The data:
────────

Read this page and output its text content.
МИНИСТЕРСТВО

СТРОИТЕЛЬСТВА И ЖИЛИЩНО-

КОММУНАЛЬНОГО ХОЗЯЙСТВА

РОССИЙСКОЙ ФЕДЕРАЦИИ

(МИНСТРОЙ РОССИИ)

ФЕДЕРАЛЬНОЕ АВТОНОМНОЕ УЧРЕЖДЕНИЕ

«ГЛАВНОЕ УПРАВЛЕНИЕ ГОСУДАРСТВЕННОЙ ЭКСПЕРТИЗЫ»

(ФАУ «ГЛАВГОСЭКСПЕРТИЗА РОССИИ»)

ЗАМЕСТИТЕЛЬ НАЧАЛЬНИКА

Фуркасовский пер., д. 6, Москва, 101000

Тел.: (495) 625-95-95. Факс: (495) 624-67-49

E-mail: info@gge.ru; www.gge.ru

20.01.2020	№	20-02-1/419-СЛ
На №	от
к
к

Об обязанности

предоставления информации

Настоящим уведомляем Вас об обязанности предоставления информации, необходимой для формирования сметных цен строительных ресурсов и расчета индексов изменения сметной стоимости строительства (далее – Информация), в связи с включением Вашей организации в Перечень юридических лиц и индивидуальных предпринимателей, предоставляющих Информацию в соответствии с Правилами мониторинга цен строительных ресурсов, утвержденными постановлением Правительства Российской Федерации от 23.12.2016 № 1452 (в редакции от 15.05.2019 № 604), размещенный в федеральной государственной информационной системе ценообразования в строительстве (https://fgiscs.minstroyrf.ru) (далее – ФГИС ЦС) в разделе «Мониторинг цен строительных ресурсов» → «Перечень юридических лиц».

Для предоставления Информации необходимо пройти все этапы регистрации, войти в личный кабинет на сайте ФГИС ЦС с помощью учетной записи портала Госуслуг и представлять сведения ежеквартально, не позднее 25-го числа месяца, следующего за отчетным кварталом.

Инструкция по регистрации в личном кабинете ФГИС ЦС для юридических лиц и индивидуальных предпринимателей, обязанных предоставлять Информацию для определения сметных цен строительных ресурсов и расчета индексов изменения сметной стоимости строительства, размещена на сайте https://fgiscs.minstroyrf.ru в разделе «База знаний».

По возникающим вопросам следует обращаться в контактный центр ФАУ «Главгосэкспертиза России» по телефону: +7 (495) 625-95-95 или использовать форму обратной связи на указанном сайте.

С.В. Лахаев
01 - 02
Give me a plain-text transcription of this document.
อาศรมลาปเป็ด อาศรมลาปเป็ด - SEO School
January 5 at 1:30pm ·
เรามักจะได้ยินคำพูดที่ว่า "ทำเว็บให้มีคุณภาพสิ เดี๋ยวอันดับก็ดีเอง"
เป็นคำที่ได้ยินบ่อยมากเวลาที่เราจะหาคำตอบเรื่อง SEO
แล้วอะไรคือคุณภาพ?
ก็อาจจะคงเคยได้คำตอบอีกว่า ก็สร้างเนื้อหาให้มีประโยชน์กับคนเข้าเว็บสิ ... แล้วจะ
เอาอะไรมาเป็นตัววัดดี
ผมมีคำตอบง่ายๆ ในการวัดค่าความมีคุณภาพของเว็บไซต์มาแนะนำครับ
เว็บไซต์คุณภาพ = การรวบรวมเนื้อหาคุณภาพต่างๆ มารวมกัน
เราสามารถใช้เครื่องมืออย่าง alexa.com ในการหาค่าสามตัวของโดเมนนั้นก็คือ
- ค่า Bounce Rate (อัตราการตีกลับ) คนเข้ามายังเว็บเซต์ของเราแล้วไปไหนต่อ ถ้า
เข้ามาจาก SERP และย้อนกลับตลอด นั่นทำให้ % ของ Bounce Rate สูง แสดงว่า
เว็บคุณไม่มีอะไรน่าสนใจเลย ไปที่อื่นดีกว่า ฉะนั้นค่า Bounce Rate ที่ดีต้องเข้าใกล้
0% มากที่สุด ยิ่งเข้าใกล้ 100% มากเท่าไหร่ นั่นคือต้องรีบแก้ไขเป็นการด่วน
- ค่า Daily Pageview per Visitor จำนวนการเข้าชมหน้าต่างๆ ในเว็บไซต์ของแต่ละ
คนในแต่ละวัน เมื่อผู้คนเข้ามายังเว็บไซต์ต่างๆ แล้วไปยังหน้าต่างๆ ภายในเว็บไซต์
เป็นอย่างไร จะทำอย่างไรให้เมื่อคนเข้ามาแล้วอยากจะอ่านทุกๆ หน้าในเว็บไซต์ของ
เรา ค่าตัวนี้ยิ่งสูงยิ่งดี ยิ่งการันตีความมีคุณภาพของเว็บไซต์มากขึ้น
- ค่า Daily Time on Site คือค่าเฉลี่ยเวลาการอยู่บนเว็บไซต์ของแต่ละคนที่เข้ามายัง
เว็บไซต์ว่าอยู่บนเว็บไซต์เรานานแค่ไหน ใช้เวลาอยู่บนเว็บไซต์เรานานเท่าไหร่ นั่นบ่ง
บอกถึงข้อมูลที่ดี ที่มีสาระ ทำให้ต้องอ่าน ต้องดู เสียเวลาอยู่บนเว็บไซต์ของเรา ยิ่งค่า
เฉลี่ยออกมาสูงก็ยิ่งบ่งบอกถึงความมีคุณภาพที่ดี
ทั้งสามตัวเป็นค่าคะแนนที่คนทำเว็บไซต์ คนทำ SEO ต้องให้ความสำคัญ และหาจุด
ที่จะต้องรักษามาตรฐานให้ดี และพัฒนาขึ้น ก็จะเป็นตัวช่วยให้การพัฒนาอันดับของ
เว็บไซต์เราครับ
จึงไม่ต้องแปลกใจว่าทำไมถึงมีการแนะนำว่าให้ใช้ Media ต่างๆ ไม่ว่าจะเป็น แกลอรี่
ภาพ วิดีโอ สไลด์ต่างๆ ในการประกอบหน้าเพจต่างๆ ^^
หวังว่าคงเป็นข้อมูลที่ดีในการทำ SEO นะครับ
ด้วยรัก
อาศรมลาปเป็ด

────────

Objective: Pick out each line above that includes "บนเว" and show it.

The solution:
- ค่า Daily Time on Site คือค่าเฉลี่ยเวลาการอยู่บนเว็บไซต์ของแต่ละคนที่เข้ามายัง
เว็บไซต์ว่าอยู่บนเว็บไซต์เรานานแค่ไหน ใช้เวลาอยู่บนเว็บไซต์เรานานเท่าไหร่ นั่นบ่ง
บอกถึงข้อมูลที่ดี ที่มีสาระ ทำให้ต้องอ่าน ต้องดู เสียเวลาอยู่บนเว็บไซต์ของเรา ยิ่งค่า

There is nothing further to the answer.